What you will do: Transcribe every record that appears below, exactly and in full.

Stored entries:
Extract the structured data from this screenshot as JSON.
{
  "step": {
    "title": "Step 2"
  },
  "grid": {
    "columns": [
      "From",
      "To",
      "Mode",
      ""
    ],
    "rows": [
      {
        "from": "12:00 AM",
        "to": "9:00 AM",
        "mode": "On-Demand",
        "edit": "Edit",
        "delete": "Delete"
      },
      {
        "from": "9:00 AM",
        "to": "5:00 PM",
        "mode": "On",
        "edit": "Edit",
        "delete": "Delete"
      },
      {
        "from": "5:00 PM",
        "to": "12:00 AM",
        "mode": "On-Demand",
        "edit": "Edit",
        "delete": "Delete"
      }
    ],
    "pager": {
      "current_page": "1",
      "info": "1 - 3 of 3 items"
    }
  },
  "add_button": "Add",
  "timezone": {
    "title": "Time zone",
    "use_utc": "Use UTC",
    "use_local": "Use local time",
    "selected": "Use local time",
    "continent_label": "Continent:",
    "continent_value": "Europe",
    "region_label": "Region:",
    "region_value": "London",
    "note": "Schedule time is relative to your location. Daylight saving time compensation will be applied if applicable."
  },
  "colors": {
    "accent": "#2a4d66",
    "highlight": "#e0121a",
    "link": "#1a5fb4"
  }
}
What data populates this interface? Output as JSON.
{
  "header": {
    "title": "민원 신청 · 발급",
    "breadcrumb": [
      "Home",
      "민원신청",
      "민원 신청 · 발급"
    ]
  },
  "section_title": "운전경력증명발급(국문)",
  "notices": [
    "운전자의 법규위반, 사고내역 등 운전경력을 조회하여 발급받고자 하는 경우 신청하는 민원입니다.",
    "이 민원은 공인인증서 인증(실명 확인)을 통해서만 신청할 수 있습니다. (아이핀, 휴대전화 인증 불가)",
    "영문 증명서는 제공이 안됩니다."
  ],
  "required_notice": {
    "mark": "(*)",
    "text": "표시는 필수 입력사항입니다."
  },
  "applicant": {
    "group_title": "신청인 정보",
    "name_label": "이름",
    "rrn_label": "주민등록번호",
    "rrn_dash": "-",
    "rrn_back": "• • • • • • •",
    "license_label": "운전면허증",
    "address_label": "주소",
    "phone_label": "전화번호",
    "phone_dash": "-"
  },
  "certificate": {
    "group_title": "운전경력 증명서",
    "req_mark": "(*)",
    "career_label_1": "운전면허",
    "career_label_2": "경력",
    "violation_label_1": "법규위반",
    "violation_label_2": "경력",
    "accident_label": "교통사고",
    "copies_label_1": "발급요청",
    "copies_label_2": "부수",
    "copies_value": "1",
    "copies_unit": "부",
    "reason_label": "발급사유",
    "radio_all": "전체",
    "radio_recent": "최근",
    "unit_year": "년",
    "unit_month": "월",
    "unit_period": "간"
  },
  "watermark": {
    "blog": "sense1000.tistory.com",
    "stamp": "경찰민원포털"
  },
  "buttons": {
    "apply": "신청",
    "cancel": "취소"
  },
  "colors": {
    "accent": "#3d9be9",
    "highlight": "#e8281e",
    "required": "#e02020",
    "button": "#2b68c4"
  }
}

Exercise output:
Extract the structured data from this screenshot as JSON.
{
  "step": {
    "title": "Step 2"
  },
  "grid": {
    "columns": [
      "From",
      "To",
      "Mode",
      ""
    ],
    "rows": [
      {
        "from": "12:00 AM",
        "to": "9:00 AM",
        "mode": "On-Demand",
        "edit": "Edit",
        "delete": "Delete"
      },
      {
        "from": "9:00 AM",
        "to": "5:00 PM",
        "mode": "On",
        "edit": "Edit",
        "delete": "Delete"
      },
      {
        "from": "5:00 PM",
        "to": "12:00 AM",
        "mode": "On-Demand",
        "edit": "Edit",
        "delete": "Delete"
      }
    ],
    "pager": {
      "current_page": "1",
      "info": "1 - 3 of 3 items"
    }
  },
  "add_button": "Add",
  "timezone": {
    "title": "Time zone",
    "use_utc": "Use UTC",
    "use_local": "Use local time",
    "selected": "Use local time",
    "continent_label": "Continent:",
    "continent_value": "Europe",
    "region_label": "Region:",
    "region_value": "London",
    "note": "Schedule time is relative to your location. Daylight saving time compensation will be applied if applicable."
  },
  "colors": {
    "accent": "#2a4d66",
    "highlight": "#e0121a",
    "link": "#1a5fb4"
  }
}
What data populates this interface? Output as JSON.
{
  "header": {
    "title": "민원 신청 · 발급",
    "breadcrumb": [
      "Home",
      "민원신청",
      "민원 신청 · 발급"
    ]
  },
  "section_title": "운전경력증명발급(국문)",
  "notices": [
    "운전자의 법규위반, 사고내역 등 운전경력을 조회하여 발급받고자 하는 경우 신청하는 민원입니다.",
    "이 민원은 공인인증서 인증(실명 확인)을 통해서만 신청할 수 있습니다. (아이핀, 휴대전화 인증 불가)",
    "영문 증명서는 제공이 안됩니다."
  ],
  "required_notice": {
    "mark": "(*)",
    "text": "표시는 필수 입력사항입니다."
  },
  "applicant": {
    "group_title": "신청인 정보",
    "name_label": "이름",
    "rrn_label": "주민등록번호",
    "rrn_dash": "-",
    "rrn_back": "• • • • • • •",
    "license_label": "운전면허증",
    "address_label": "주소",
    "phone_label": "전화번호",
    "phone_dash": "-"
  },
  "certificate": {
    "group_title": "운전경력 증명서",
    "req_mark": "(*)",
    "career_label_1": "운전면허",
    "career_label_2": "경력",
    "violation_label_1": "법규위반",
    "violation_label_2": "경력",
    "accident_label": "교통사고",
    "copies_label_1": "발급요청",
    "copies_label_2": "부수",
    "copies_value": "1",
    "copies_unit": "부",
    "reason_label": "발급사유",
    "radio_all": "전체",
    "radio_recent": "최근",
    "unit_year": "년",
    "unit_month": "월",
    "unit_period": "간"
  },
  "watermark": {
    "blog": "sense1000.tistory.com",
    "stamp": "경찰민원포털"
  },
  "buttons": {
    "apply": "신청",
    "cancel": "취소"
  },
  "colors": {
    "accent": "#3d9be9",
    "highlight": "#e8281e",
    "required": "#e02020",
    "button": "#2b68c4"
  }
}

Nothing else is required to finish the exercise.